- _MATERIAL SUPPLIED_
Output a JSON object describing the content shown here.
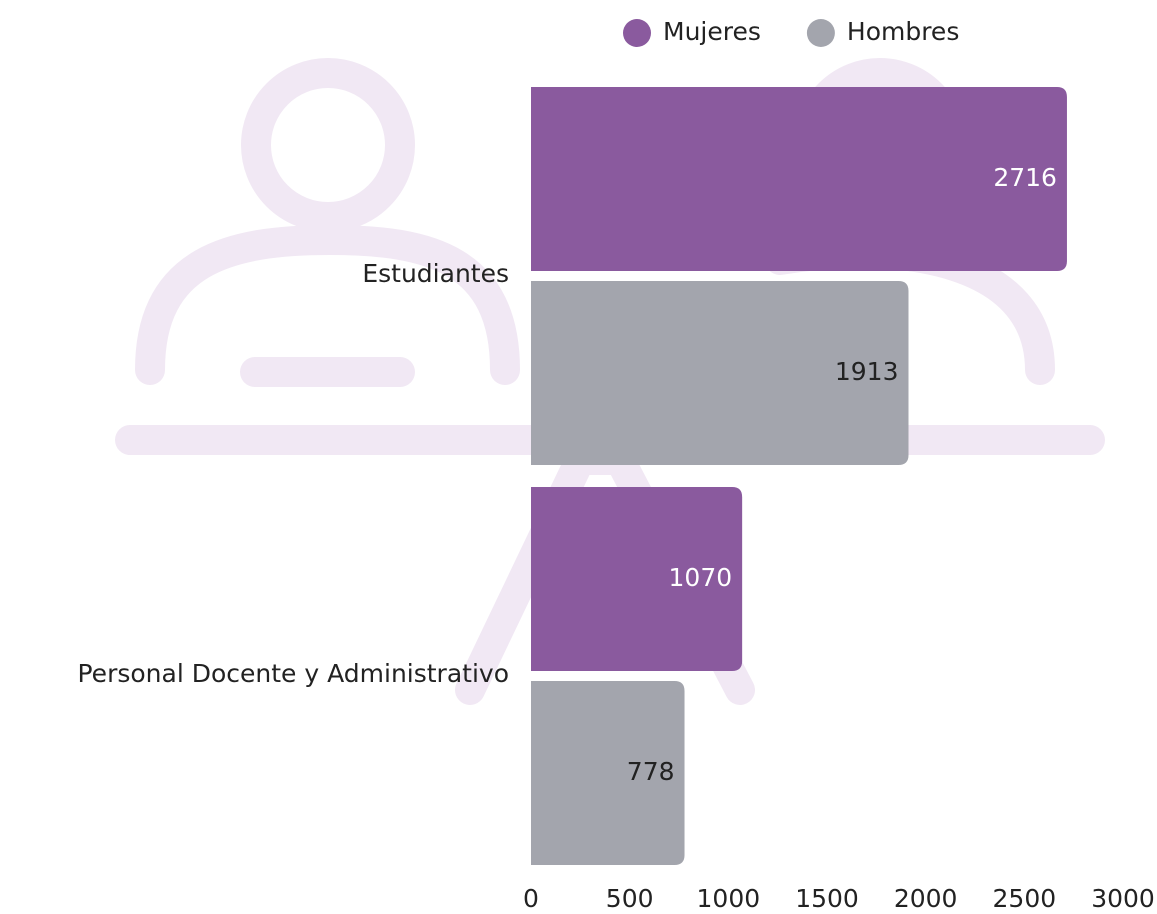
{
  "chart_data": {
    "type": "hbar",
    "categories": [
      "Estudiantes",
      "Personal Docente y Administrativo"
    ],
    "series": [
      {
        "name": "Mujeres",
        "color": "#8a5a9e",
        "values": [
          2716,
          1070
        ]
      },
      {
        "name": "Hombres",
        "color": "#a3a5ad",
        "values": [
          1913,
          778
        ]
      }
    ],
    "xlim": [
      0,
      3000
    ],
    "xticks": [
      0,
      500,
      1000,
      1500,
      2000,
      2500,
      3000
    ],
    "grid": false,
    "legend": "top"
  }
}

- _EXERCISE REQUIREMENTS_
Go through the entries above and output them exactly, without pictures.

- _ANSWER TO THIS TASK_
Output a JSON object describing the content shown here.
{
  "chart_data": {
    "type": "hbar",
    "categories": [
      "Estudiantes",
      "Personal Docente y Administrativo"
    ],
    "series": [
      {
        "name": "Mujeres",
        "color": "#8a5a9e",
        "values": [
          2716,
          1070
        ]
      },
      {
        "name": "Hombres",
        "color": "#a3a5ad",
        "values": [
          1913,
          778
        ]
      }
    ],
    "xlim": [
      0,
      3000
    ],
    "xticks": [
      0,
      500,
      1000,
      1500,
      2000,
      2500,
      3000
    ],
    "grid": false,
    "legend": "top"
  }
}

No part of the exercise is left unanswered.